▶ PASSAGE GIVEN:
— Start —
Once again, after a successful season Nathan Sturgis finds himself outside of the starting line-up. With a chance to break back in this weekend, what makes Sturgis a better option than other midfielders on the Rapids' roster? Answers and more in today's Daily Wave.

Nathan Sturgis must be wondering what he has to do exactly to catch a break in this league. After winning the ACC Defensive Player of the Year award during his senior year at Clemson University, he was selected 12th overall in the 2006 Superdraft. Sturgis was even signed to a Generation Adidas contract. Nine years later, he has played for six different clubs, and has never stayed anywhere more than two seasons.

It seems like every time Sturgis finds his place at a club, he gets shipped out to somewhere else in need of midfield utility. He had a decent first season with LA Galaxy but the next season he was traded to Real Salt Lake. Unable to make an impact there, the (then) brand new Seattle Sounders signed him for their opening campaign. It wasn't until his second season that he really broke out and found a solid place in the starting line-up. But then came another expansion draft, which put him in Toronto by way of Vancouver. He gained occasional minutes for the Reds but was sent to Houston Dynamo at season's end. Finally, after no success in the Lone Star State, Oscar Pareja, with an eye for midfield talent, snagged Sturgis for the 2013 season with the Rapids. Yet, here we are in 2014 and it seems he's lost his spot again.

So why is it that Sturgis is continually seen as surplus (or at least expendable) after he has successful (albeit mildly) seasons? The answer lies within his style as a midfielder. He's no "honey badger" like Osvaldo Alonso, consistently winning possession and breaking up plays. He's also not a Kyle Beckerman who can serve up a tasty key pass at a moment's notice. Where Nathan Sturgis excels isn't wowing with tremendous plays, it's in the little things. Unfortunately, little things get overlooked.

While he may not be the best at any particular skill on the field, Sturgis is tidy. He keeps the ball and always finds the simple pass. He's smart, too. He knows when to foray forward, yet also knows when to hang back. Sure, he doesn't make a habit of splitting the defense with a perfect through-ball like Powers, and he doesn't bulldoze attackers like Hendry Thomas did. But Sturgis was pretty darn good at the one thing Oscar preached the most: possession.
— End —
▶ EXERCISE PROMPT: State whether each statement agrees with the passage on Nathan Sturgis above, answering yes or no and quoting the words of the passage that decide it: 1. Sturgis was picked 12th overall in the 2006 Superdraft. 2. Sturgis earned a solid starting place in his first season with Seattle. 3. Sturgis often splits the defense with a perfect through-ball.

▶ GIVEN ENTRIES:
— Start —
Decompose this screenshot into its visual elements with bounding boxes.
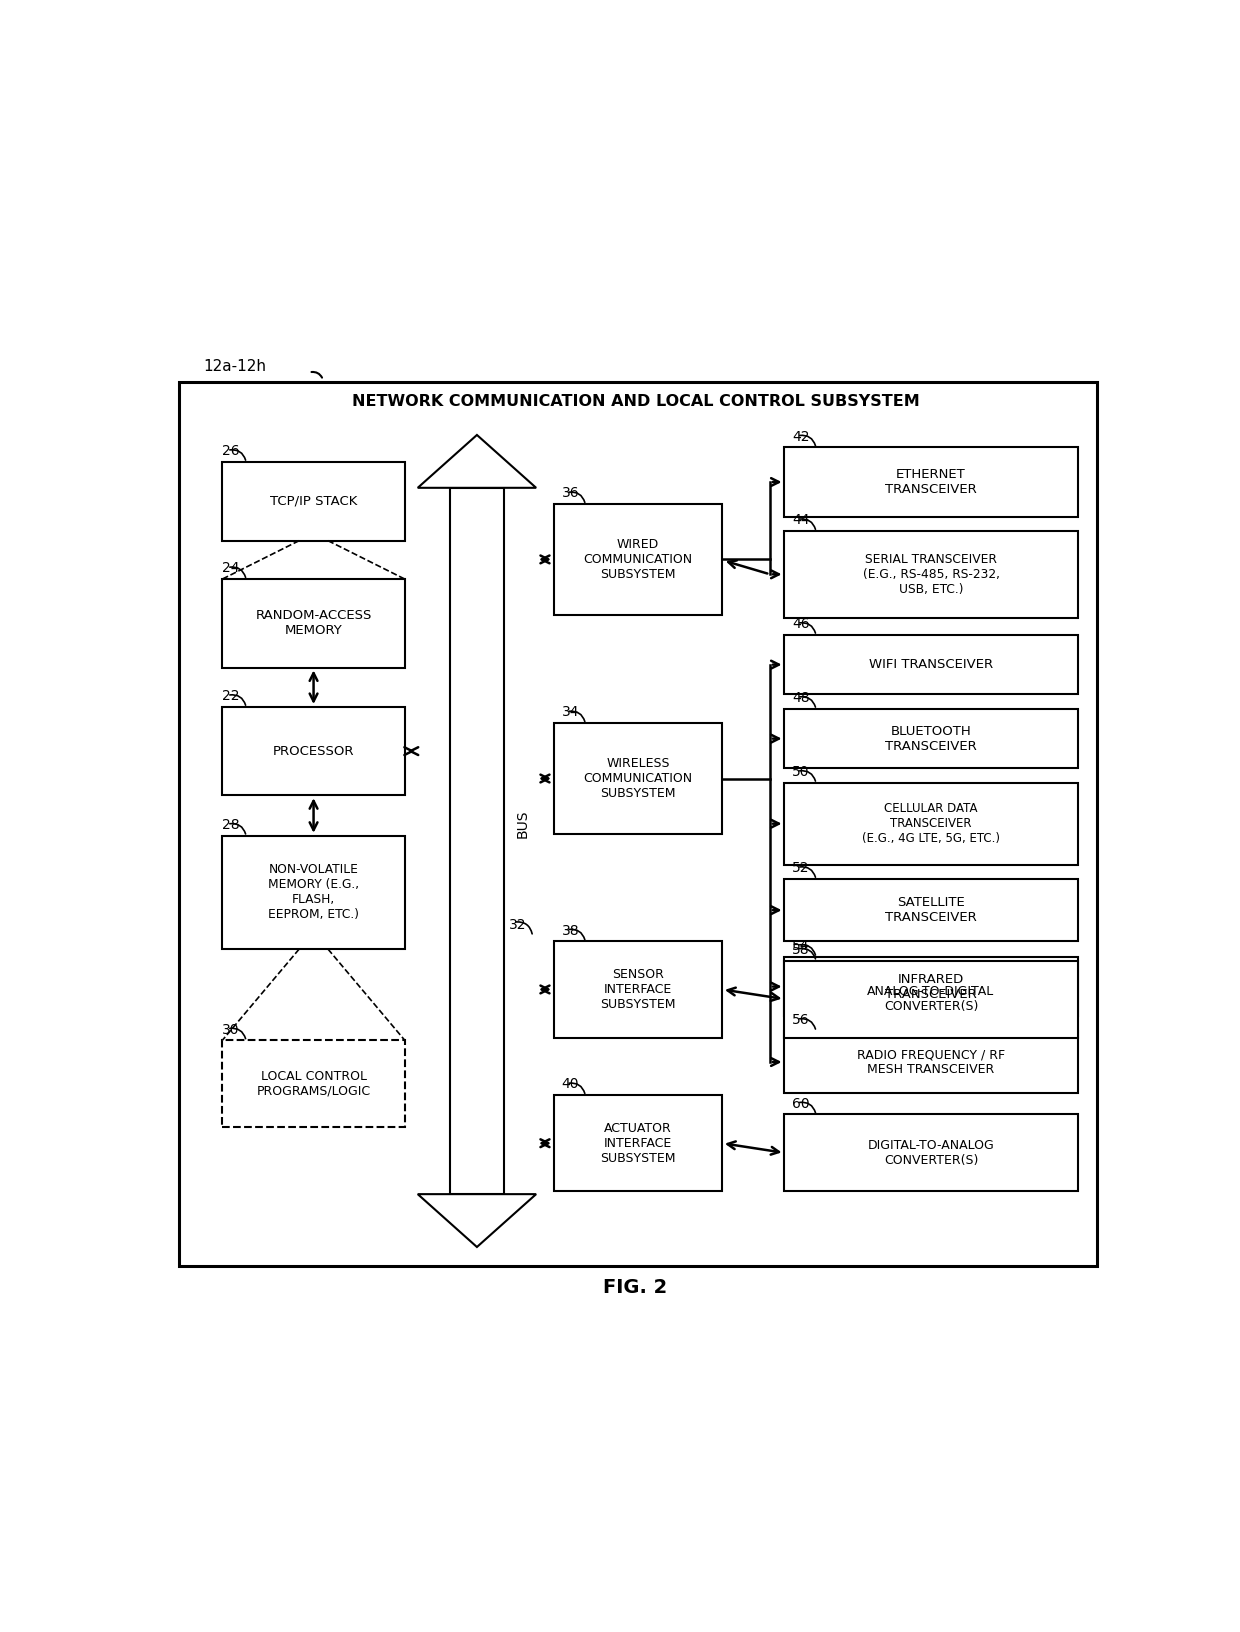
Text: WIRELESS
COMMUNICATION
SUBSYSTEM: WIRELESS COMMUNICATION SUBSYSTEM (583, 757, 692, 800)
Text: 36: 36 (562, 486, 579, 501)
Text: ACTUATOR
INTERFACE
SUBSYSTEM: ACTUATOR INTERFACE SUBSYSTEM (600, 1121, 676, 1165)
Text: 24: 24 (222, 561, 239, 574)
Text: SENSOR
INTERFACE
SUBSYSTEM: SENSOR INTERFACE SUBSYSTEM (600, 968, 676, 1010)
FancyBboxPatch shape (554, 942, 722, 1038)
Text: 48: 48 (792, 690, 810, 705)
Text: ETHERNET
TRANSCEIVER: ETHERNET TRANSCEIVER (885, 468, 977, 496)
Text: TCP/IP STACK: TCP/IP STACK (270, 494, 357, 508)
Text: 52: 52 (792, 862, 810, 875)
Text: 34: 34 (562, 705, 579, 720)
Text: 22: 22 (222, 689, 239, 703)
Polygon shape (418, 436, 536, 488)
Text: 26: 26 (222, 444, 239, 459)
Text: 40: 40 (562, 1077, 579, 1092)
FancyBboxPatch shape (785, 880, 1078, 942)
Text: NETWORK COMMUNICATION AND LOCAL CONTROL SUBSYSTEM: NETWORK COMMUNICATION AND LOCAL CONTROL … (352, 393, 919, 410)
FancyBboxPatch shape (785, 783, 1078, 865)
Text: 32: 32 (508, 917, 526, 932)
FancyBboxPatch shape (785, 956, 1078, 1017)
Text: BUS: BUS (516, 809, 529, 839)
FancyBboxPatch shape (785, 961, 1078, 1038)
Text: CELLULAR DATA
TRANSCEIVER
(E.G., 4G LTE, 5G, ETC.): CELLULAR DATA TRANSCEIVER (E.G., 4G LTE,… (862, 803, 999, 845)
Text: 42: 42 (792, 429, 810, 444)
FancyBboxPatch shape (554, 723, 722, 834)
FancyBboxPatch shape (222, 707, 404, 795)
Text: DIGITAL-TO-ANALOG
CONVERTER(S): DIGITAL-TO-ANALOG CONVERTER(S) (868, 1139, 994, 1167)
Text: LOCAL CONTROL
PROGRAMS/LOGIC: LOCAL CONTROL PROGRAMS/LOGIC (257, 1069, 371, 1098)
Text: 56: 56 (792, 1013, 810, 1027)
Bar (450, 488, 503, 1195)
FancyBboxPatch shape (785, 1115, 1078, 1191)
FancyBboxPatch shape (785, 708, 1078, 769)
FancyBboxPatch shape (785, 447, 1078, 517)
FancyBboxPatch shape (222, 462, 404, 540)
FancyBboxPatch shape (222, 579, 404, 667)
Text: 30: 30 (222, 1023, 239, 1036)
Polygon shape (418, 1195, 536, 1247)
Text: 50: 50 (792, 765, 810, 778)
Text: 28: 28 (222, 818, 239, 832)
FancyBboxPatch shape (222, 1040, 404, 1126)
FancyBboxPatch shape (785, 635, 1078, 695)
FancyBboxPatch shape (785, 1031, 1078, 1093)
Text: PROCESSOR: PROCESSOR (273, 744, 355, 757)
FancyBboxPatch shape (554, 1095, 722, 1191)
Text: INFRARED
TRANSCEIVER: INFRARED TRANSCEIVER (885, 973, 977, 1000)
FancyBboxPatch shape (785, 530, 1078, 617)
Text: 44: 44 (792, 512, 810, 527)
FancyBboxPatch shape (222, 836, 404, 950)
Text: RADIO FREQUENCY / RF
MESH TRANSCEIVER: RADIO FREQUENCY / RF MESH TRANSCEIVER (857, 1048, 1006, 1075)
Text: 54: 54 (792, 938, 810, 953)
FancyBboxPatch shape (179, 382, 1096, 1266)
Text: RANDOM-ACCESS
MEMORY: RANDOM-ACCESS MEMORY (255, 609, 372, 638)
Text: 58: 58 (792, 943, 810, 956)
Text: ANALOG-TO-DIGITAL
CONVERTER(S): ANALOG-TO-DIGITAL CONVERTER(S) (868, 986, 994, 1013)
Text: BLUETOOTH
TRANSCEIVER: BLUETOOTH TRANSCEIVER (885, 725, 977, 752)
Text: 12a-12h: 12a-12h (203, 359, 267, 374)
Text: WIRED
COMMUNICATION
SUBSYSTEM: WIRED COMMUNICATION SUBSYSTEM (583, 539, 692, 581)
Text: SATELLITE
TRANSCEIVER: SATELLITE TRANSCEIVER (885, 896, 977, 924)
Text: NON-VOLATILE
MEMORY (E.G.,
FLASH,
EEPROM, ETC.): NON-VOLATILE MEMORY (E.G., FLASH, EEPROM… (268, 863, 360, 922)
Text: WIFI TRANSCEIVER: WIFI TRANSCEIVER (869, 658, 993, 671)
Text: 46: 46 (792, 617, 810, 632)
Text: 38: 38 (562, 924, 579, 937)
Text: FIG. 2: FIG. 2 (604, 1278, 667, 1297)
Text: SERIAL TRANSCEIVER
(E.G., RS-485, RS-232,
USB, ETC.): SERIAL TRANSCEIVER (E.G., RS-485, RS-232… (863, 553, 999, 596)
Text: 60: 60 (792, 1097, 810, 1110)
FancyBboxPatch shape (554, 504, 722, 615)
— End —
▶ CORRECT RESULT:
1. Yes: "he was selected 12th overall in the 2006 Superdraft."
2. No: "It wasn't until his second season that he really broke out and found a solid place in the starting line-up."
3. No: "he doesn't make a habit of splitting the defense with a perfect through-ball like Powers."